Work to be completed: Check every line below for the string "values", and copy the lines that contain it.

Dataset rows:
>> Begin

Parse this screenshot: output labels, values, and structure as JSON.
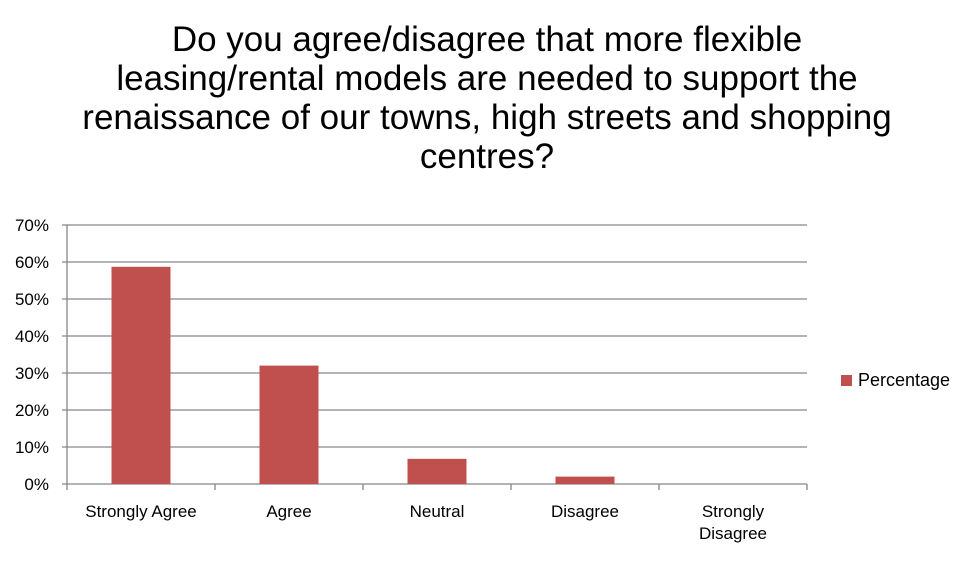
{
  "chart_data": {
    "type": "bar",
    "title": "Do you agree/disagree that more flexible leasing/rental models are needed to support the renaissance of our towns, high streets and shopping centres?",
    "categories": [
      "Strongly Agree",
      "Agree",
      "Neutral",
      "Disagree",
      "Strongly Disagree"
    ],
    "series": [
      {
        "name": "Percentage",
        "values": [
          58.7,
          32.0,
          6.8,
          2.0,
          0
        ],
        "color": "#C0504D"
      }
    ],
    "ylim": [
      0,
      70
    ],
    "yticks": [
      "0%",
      "10%",
      "20%",
      "30%",
      "40%",
      "50%",
      "60%",
      "70%"
    ],
    "grid": true,
    "legend": "right"
  }
}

>> End

Output for this task:
Parse this screenshot: output labels, values, and structure as JSON.
        "values": [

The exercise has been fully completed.